→ **EXERCISE**:
List all lines of the data containing the word "meta".

→ **RECORDS FOR THIS EXERCISE**:
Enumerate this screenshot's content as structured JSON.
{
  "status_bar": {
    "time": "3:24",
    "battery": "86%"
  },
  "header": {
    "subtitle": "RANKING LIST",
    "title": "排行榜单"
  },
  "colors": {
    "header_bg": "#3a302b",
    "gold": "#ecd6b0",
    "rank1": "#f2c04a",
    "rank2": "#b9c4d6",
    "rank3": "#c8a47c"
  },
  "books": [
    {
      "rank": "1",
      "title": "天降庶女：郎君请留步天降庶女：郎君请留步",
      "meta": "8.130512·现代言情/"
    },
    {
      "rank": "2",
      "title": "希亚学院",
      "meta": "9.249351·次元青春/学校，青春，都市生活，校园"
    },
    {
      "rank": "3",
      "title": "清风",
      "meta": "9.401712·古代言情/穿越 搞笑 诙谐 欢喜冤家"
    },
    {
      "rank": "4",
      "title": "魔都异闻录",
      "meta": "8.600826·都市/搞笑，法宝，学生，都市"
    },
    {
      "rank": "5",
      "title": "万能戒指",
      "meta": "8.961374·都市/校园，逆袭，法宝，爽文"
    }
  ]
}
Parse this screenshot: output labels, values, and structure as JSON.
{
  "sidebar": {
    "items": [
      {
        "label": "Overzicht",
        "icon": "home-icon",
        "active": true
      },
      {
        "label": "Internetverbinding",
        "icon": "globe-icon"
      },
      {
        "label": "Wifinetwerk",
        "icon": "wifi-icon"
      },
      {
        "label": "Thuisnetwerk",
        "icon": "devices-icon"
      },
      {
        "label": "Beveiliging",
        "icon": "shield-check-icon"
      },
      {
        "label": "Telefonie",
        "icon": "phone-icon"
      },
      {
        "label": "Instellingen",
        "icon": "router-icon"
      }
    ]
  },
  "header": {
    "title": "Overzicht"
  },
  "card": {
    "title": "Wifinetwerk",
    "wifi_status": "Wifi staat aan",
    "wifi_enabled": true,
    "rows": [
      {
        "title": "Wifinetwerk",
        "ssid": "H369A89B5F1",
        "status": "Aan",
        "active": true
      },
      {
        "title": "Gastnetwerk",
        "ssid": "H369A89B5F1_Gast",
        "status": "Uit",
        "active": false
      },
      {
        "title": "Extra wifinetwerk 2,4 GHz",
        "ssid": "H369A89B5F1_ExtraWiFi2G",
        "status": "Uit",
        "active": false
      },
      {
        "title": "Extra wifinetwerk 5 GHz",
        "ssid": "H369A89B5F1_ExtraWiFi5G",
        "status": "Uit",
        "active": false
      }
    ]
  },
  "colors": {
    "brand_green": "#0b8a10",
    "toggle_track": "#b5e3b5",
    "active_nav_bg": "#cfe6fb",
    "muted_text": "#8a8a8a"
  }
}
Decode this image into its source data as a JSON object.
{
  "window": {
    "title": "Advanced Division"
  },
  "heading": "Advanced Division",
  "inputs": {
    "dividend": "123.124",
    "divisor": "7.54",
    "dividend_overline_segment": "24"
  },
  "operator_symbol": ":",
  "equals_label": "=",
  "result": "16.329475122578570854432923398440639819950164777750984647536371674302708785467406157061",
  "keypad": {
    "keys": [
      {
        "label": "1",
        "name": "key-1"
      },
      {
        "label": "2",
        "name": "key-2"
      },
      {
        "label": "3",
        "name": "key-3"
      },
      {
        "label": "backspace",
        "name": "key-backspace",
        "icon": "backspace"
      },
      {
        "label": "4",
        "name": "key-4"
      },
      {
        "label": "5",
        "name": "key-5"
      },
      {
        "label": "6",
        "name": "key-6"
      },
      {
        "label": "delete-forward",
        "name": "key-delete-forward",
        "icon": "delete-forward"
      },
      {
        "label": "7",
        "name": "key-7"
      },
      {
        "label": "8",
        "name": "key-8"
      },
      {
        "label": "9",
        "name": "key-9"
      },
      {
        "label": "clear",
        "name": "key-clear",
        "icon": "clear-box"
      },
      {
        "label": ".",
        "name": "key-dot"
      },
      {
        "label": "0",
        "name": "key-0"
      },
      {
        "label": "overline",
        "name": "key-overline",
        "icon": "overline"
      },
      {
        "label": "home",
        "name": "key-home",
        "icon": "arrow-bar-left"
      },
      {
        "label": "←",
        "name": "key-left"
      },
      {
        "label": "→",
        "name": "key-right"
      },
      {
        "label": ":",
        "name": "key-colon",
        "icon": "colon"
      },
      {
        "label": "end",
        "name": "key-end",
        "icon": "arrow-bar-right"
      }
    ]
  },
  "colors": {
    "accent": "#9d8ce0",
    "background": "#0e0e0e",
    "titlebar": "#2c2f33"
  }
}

→ **TASK RESPONSE**:
      "meta": "8.130512·现代言情/"
      "meta": "9.249351·次元青春/学校，青春，都市生活，校园"
      "meta": "9.401712·古代言情/穿越 搞笑 诙谐 欢喜冤家"
      "meta": "8.600826·都市/搞笑，法宝，学生，都市"
      "meta": "8.961374·都市/校园，逆袭，法宝，爽文"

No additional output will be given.